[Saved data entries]
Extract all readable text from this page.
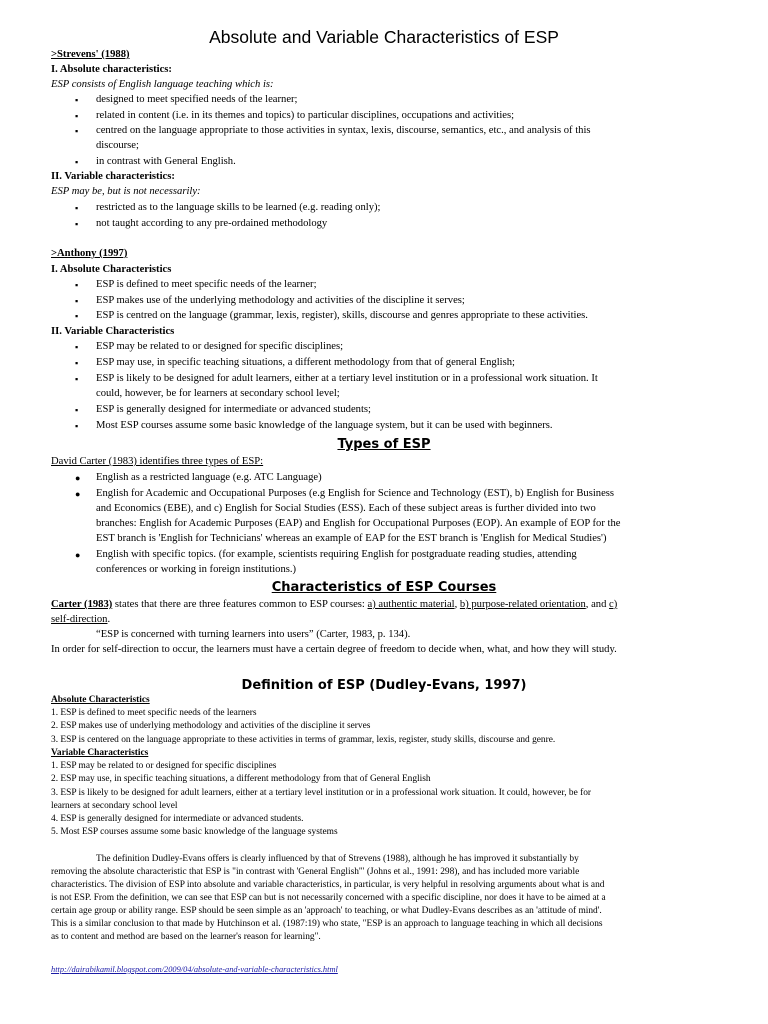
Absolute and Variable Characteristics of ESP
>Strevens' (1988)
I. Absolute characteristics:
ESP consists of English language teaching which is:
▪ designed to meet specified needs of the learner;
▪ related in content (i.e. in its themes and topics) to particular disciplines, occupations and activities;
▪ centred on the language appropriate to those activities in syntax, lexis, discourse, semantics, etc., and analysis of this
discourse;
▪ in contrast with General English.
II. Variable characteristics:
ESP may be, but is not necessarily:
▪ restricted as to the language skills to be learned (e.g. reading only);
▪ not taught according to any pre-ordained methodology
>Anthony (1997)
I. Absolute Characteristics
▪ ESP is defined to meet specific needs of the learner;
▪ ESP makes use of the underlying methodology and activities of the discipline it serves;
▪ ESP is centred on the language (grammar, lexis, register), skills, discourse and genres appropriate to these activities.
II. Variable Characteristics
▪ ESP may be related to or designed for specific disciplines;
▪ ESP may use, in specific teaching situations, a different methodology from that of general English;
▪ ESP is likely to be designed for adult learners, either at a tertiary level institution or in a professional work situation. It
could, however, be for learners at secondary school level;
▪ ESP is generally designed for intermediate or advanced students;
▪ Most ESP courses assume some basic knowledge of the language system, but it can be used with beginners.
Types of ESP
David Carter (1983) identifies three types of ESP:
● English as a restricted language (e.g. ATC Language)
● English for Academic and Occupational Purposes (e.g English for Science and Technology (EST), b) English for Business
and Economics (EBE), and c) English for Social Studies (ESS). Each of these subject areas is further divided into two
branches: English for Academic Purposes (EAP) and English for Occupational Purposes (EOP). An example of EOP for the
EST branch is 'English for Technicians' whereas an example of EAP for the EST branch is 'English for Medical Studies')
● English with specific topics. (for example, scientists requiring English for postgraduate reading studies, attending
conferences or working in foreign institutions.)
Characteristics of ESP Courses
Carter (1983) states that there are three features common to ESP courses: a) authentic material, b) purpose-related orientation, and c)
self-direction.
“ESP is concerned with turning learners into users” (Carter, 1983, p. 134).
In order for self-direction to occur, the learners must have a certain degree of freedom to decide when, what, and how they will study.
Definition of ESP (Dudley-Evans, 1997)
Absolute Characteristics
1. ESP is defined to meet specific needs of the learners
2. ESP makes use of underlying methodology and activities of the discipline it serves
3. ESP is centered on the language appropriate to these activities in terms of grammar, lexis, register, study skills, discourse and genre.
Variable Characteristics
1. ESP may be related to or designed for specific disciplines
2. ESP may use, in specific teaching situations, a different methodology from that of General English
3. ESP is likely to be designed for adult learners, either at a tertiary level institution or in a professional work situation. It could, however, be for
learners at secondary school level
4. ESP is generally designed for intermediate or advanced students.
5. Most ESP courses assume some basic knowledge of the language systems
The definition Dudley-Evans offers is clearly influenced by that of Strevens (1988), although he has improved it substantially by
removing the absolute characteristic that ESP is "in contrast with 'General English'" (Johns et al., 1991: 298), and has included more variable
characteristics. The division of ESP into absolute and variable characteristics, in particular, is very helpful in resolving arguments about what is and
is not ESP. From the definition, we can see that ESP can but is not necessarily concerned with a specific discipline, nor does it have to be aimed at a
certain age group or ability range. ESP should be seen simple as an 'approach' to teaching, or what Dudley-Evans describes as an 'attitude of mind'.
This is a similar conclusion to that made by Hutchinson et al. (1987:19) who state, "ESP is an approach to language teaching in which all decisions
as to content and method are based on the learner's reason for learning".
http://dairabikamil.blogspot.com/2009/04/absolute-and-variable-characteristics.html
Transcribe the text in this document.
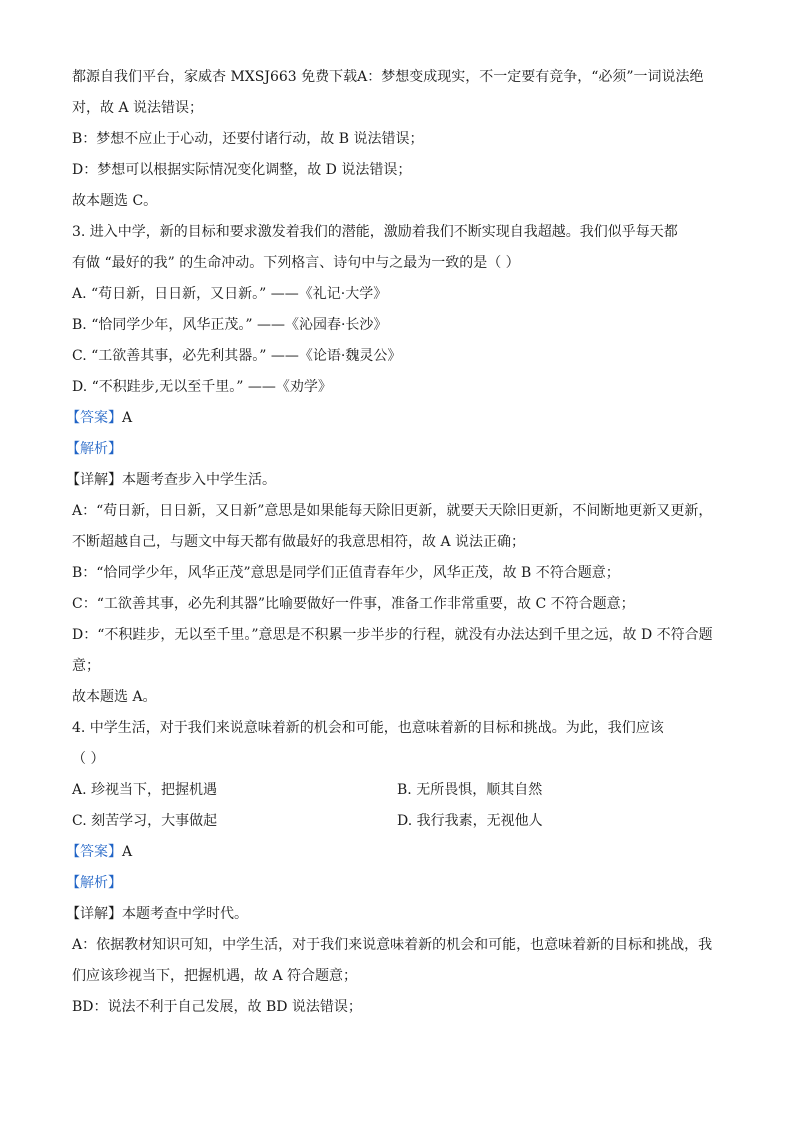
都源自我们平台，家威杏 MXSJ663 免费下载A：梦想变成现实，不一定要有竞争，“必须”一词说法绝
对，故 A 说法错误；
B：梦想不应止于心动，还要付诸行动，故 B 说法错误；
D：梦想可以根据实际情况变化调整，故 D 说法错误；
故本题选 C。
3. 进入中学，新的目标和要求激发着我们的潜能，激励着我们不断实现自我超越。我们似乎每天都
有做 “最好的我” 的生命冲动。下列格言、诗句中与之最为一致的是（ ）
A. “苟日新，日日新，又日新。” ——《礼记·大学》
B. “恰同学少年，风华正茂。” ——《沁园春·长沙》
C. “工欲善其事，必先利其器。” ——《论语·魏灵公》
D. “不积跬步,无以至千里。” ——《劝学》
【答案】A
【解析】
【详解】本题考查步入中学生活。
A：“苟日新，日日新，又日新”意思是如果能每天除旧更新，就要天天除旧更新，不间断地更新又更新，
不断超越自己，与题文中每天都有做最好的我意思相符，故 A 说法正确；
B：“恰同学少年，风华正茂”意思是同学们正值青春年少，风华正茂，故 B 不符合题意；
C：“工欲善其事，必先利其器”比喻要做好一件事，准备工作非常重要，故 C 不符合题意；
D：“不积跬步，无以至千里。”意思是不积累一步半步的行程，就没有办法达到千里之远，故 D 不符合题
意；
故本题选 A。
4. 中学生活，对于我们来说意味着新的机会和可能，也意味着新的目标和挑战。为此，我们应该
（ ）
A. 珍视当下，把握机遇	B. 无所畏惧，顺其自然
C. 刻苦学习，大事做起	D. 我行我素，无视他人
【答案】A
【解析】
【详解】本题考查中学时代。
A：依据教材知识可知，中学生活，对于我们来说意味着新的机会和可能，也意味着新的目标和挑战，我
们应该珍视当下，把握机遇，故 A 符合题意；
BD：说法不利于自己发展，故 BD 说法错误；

...

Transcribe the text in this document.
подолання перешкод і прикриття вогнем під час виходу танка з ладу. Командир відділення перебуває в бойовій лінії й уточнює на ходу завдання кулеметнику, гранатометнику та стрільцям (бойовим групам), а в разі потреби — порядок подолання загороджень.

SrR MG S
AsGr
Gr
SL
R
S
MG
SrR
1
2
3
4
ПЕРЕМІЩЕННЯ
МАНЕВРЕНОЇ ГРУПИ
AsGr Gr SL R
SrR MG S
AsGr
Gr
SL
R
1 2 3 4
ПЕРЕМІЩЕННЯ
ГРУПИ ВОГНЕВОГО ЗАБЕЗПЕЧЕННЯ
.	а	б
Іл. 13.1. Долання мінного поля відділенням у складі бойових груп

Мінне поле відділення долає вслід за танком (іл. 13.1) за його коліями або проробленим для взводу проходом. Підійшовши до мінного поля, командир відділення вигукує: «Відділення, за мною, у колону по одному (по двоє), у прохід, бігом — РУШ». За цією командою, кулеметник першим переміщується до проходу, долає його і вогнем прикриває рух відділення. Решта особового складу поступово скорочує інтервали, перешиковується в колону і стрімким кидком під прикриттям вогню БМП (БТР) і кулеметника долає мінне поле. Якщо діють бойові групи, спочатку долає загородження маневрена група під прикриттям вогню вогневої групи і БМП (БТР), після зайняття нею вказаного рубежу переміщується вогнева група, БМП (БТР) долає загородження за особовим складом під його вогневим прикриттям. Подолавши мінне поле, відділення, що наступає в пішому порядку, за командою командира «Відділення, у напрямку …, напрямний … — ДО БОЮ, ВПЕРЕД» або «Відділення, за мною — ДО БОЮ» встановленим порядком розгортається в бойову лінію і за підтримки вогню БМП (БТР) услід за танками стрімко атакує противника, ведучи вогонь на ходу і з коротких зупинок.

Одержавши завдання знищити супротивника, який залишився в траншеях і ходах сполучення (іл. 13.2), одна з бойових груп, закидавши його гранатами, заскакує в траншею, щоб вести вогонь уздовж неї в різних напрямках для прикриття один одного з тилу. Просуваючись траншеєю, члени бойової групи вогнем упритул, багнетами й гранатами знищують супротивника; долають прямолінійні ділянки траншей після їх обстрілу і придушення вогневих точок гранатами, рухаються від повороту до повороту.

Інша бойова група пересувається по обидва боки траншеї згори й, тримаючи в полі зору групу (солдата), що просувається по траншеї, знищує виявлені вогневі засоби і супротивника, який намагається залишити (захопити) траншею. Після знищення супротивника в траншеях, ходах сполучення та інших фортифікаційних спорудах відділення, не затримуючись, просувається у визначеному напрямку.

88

*Exercise task*. Find every line that has "students" in it, then return those lines.

*Solved exercise*.
▪ ESP is generally designed for intermediate or advanced students;
4. ESP is generally designed for intermediate or advanced students.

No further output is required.